For the listing below, give the count of lines containing the string "départ" and nothing else.

Dataset records:
===

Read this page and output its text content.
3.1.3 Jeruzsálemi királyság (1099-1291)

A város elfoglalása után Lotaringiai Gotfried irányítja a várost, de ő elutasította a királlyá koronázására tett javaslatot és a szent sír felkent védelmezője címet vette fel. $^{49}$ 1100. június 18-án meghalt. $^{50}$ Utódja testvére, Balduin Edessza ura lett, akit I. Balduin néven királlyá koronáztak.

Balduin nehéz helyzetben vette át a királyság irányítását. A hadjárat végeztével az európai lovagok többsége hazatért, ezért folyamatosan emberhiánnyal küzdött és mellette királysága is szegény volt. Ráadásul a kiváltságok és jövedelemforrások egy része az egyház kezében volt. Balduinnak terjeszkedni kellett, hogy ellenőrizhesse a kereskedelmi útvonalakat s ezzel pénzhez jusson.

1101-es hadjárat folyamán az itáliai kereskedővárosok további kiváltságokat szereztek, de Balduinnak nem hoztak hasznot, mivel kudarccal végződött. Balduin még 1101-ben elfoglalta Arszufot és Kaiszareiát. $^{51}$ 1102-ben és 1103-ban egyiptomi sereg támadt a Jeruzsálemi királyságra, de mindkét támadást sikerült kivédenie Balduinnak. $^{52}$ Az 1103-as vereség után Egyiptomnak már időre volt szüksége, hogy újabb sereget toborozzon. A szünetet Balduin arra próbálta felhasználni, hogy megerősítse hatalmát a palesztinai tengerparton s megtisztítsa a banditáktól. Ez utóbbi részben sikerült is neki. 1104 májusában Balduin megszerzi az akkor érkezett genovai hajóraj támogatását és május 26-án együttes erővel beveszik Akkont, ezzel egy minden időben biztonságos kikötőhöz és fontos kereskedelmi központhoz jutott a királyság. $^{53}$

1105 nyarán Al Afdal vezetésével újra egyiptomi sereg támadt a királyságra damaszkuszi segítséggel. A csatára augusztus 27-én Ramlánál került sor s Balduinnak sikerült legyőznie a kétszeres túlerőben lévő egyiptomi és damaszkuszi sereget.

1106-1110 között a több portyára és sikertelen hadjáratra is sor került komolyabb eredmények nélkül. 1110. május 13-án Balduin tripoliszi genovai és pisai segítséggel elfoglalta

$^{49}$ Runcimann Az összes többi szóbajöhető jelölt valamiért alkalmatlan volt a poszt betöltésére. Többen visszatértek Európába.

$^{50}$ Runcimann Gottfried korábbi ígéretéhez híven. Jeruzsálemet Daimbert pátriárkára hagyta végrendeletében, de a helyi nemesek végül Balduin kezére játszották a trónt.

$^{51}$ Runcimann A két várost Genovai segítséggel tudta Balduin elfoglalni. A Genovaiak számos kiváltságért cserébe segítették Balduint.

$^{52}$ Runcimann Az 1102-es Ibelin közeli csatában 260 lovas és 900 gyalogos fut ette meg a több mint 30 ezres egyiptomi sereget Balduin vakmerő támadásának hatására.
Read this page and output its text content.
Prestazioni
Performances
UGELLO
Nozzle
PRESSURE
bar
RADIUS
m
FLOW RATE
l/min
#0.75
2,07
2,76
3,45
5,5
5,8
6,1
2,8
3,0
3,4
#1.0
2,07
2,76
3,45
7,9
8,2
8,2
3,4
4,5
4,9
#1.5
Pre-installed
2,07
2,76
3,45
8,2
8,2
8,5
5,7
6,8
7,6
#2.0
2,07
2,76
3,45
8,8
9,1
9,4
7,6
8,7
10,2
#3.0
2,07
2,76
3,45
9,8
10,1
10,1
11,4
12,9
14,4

===

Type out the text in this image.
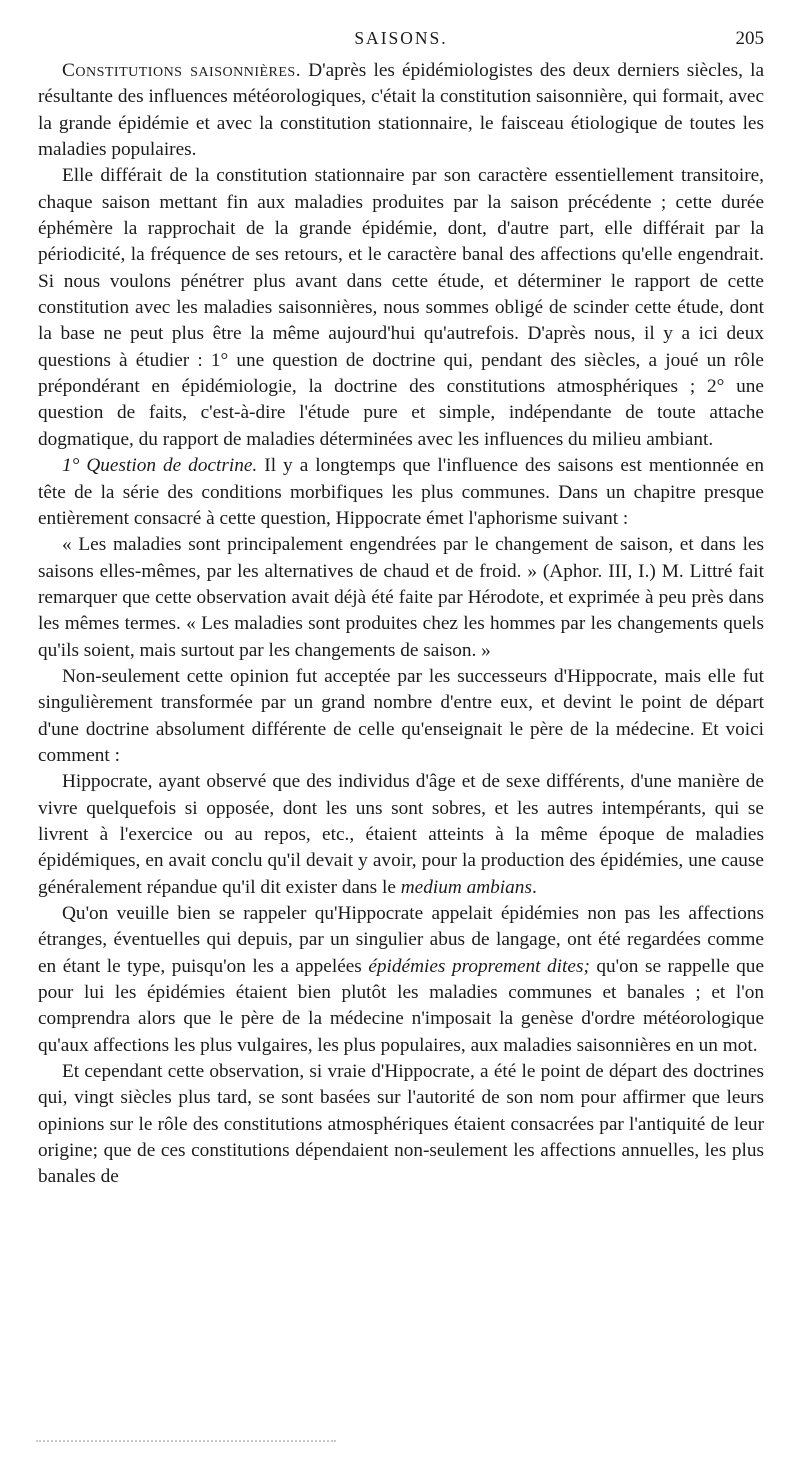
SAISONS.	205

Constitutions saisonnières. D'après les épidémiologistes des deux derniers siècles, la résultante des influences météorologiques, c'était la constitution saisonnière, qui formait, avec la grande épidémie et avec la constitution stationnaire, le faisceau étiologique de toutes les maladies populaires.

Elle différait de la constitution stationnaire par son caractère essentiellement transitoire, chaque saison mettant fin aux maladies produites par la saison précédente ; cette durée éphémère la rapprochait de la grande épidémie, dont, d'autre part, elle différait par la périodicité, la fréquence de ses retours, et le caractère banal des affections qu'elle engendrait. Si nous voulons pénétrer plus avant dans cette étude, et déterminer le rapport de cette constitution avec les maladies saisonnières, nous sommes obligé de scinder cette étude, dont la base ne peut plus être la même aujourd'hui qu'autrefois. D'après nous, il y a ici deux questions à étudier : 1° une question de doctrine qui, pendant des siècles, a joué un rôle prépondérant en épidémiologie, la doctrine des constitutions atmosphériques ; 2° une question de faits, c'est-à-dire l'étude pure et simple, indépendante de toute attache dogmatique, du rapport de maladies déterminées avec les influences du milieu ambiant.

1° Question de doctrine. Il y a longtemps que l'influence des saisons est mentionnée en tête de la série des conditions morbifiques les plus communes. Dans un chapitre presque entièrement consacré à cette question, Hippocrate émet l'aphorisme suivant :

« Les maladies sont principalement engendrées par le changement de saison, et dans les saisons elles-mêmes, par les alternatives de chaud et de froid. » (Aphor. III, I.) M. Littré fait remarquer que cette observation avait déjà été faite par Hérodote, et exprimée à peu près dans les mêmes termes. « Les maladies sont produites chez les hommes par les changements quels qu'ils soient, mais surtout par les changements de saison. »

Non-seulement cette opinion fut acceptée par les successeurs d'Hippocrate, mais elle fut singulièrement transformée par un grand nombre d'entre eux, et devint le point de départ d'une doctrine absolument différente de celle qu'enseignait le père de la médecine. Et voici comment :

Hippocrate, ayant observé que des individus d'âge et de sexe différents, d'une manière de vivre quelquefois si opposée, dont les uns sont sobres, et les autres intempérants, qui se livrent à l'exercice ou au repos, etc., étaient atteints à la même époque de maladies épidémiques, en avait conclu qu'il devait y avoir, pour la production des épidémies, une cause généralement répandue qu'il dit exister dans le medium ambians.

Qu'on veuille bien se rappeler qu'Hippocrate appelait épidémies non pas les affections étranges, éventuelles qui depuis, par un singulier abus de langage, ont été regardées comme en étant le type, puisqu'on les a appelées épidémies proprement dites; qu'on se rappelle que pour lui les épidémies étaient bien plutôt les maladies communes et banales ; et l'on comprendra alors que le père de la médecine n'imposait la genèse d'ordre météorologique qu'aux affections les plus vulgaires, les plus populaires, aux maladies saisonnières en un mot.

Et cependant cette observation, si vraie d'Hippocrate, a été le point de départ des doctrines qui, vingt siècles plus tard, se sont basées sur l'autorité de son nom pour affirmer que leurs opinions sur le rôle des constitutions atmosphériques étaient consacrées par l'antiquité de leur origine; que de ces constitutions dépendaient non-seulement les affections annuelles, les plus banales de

===

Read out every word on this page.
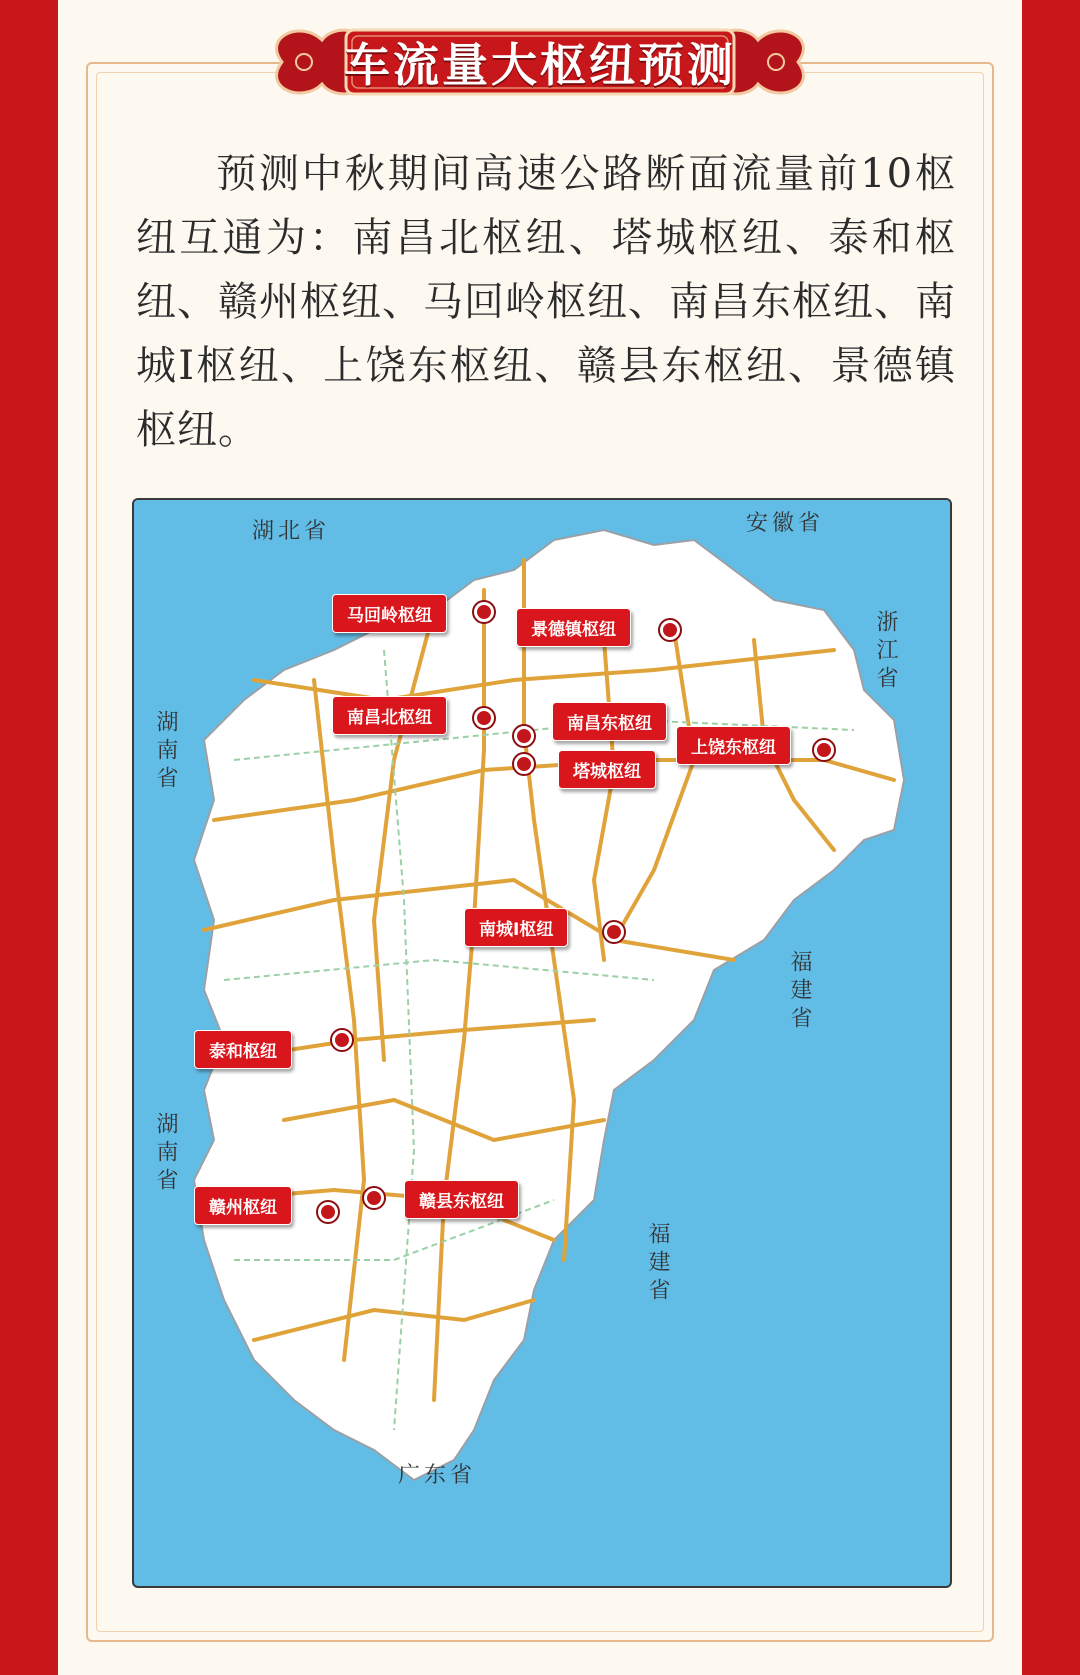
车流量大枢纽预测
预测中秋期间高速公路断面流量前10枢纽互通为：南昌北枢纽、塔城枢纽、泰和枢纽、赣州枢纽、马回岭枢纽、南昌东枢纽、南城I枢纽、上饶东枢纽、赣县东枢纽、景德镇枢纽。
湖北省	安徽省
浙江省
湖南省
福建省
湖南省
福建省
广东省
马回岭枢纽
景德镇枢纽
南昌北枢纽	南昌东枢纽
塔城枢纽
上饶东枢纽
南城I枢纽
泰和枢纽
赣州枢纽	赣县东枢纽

===

Output for this task: 2